[Data records]
--------------------------------

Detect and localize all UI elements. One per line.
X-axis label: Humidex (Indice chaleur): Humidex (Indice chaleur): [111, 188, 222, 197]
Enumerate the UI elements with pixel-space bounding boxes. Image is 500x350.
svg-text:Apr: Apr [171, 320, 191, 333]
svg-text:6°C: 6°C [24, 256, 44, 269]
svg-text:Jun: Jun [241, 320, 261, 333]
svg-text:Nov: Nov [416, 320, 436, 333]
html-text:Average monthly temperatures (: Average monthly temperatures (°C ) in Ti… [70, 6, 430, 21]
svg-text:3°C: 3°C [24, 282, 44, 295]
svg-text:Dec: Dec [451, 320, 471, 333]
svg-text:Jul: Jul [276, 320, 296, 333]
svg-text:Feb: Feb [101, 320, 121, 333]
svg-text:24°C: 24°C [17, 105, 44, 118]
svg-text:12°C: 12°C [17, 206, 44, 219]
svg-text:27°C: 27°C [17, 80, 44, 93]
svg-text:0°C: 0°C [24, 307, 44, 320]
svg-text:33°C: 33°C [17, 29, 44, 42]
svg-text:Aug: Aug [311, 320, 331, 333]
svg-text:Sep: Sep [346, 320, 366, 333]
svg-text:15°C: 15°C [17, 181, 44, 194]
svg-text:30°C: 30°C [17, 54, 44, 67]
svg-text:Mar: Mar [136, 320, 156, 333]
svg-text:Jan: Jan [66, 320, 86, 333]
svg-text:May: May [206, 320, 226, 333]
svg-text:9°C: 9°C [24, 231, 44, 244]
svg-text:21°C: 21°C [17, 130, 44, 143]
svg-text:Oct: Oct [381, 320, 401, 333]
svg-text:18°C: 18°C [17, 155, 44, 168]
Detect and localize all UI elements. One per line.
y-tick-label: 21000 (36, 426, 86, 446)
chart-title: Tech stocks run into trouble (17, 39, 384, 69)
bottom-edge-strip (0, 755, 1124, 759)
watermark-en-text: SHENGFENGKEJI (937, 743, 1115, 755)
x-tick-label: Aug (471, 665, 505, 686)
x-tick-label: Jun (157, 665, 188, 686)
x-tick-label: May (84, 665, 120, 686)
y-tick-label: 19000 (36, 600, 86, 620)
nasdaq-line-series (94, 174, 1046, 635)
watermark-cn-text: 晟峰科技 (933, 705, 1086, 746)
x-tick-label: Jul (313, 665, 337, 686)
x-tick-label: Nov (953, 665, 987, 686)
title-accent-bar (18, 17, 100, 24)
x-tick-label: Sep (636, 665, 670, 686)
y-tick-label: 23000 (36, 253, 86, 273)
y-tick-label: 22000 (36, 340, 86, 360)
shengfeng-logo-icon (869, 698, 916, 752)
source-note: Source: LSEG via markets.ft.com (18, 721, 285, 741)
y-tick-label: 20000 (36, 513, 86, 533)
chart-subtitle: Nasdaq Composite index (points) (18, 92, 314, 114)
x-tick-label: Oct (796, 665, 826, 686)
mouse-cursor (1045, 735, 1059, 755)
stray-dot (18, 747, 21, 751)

--------------------------------

### Task goal
Copy the listing from its first line up to and including the line with "y-tick-label: 19000 (36, 600, 86, 620)", swapping "x-tick-label" for "x-axis-tick" and keeping everything else the same.

### Exercise answer
Detect and localize all UI elements. One per line.
X-axis label: Humidex (Indice chaleur): Humidex (Indice chaleur): [111, 188, 222, 197]
Enumerate the UI elements with pixel-space bounding boxes. Image is 500x350.
svg-text:Apr: Apr [171, 320, 191, 333]
svg-text:6°C: 6°C [24, 256, 44, 269]
svg-text:Jun: Jun [241, 320, 261, 333]
svg-text:Nov: Nov [416, 320, 436, 333]
html-text:Average monthly temperatures (: Average monthly temperatures (°C ) in Ti… [70, 6, 430, 21]
svg-text:3°C: 3°C [24, 282, 44, 295]
svg-text:Dec: Dec [451, 320, 471, 333]
svg-text:Jul: Jul [276, 320, 296, 333]
svg-text:Feb: Feb [101, 320, 121, 333]
svg-text:24°C: 24°C [17, 105, 44, 118]
svg-text:12°C: 12°C [17, 206, 44, 219]
svg-text:27°C: 27°C [17, 80, 44, 93]
svg-text:0°C: 0°C [24, 307, 44, 320]
svg-text:33°C: 33°C [17, 29, 44, 42]
svg-text:Aug: Aug [311, 320, 331, 333]
svg-text:Sep: Sep [346, 320, 366, 333]
svg-text:15°C: 15°C [17, 181, 44, 194]
svg-text:30°C: 30°C [17, 54, 44, 67]
svg-text:Mar: Mar [136, 320, 156, 333]
svg-text:Jan: Jan [66, 320, 86, 333]
svg-text:May: May [206, 320, 226, 333]
svg-text:9°C: 9°C [24, 231, 44, 244]
svg-text:21°C: 21°C [17, 130, 44, 143]
svg-text:Oct: Oct [381, 320, 401, 333]
svg-text:18°C: 18°C [17, 155, 44, 168]
Detect and localize all UI elements. One per line.
y-tick-label: 21000 (36, 426, 86, 446)
chart-title: Tech stocks run into trouble (17, 39, 384, 69)
bottom-edge-strip (0, 755, 1124, 759)
watermark-en-text: SHENGFENGKEJI (937, 743, 1115, 755)
x-axis-tick: Aug (471, 665, 505, 686)
x-axis-tick: Jun (157, 665, 188, 686)
x-axis-tick: May (84, 665, 120, 686)
y-tick-label: 19000 (36, 600, 86, 620)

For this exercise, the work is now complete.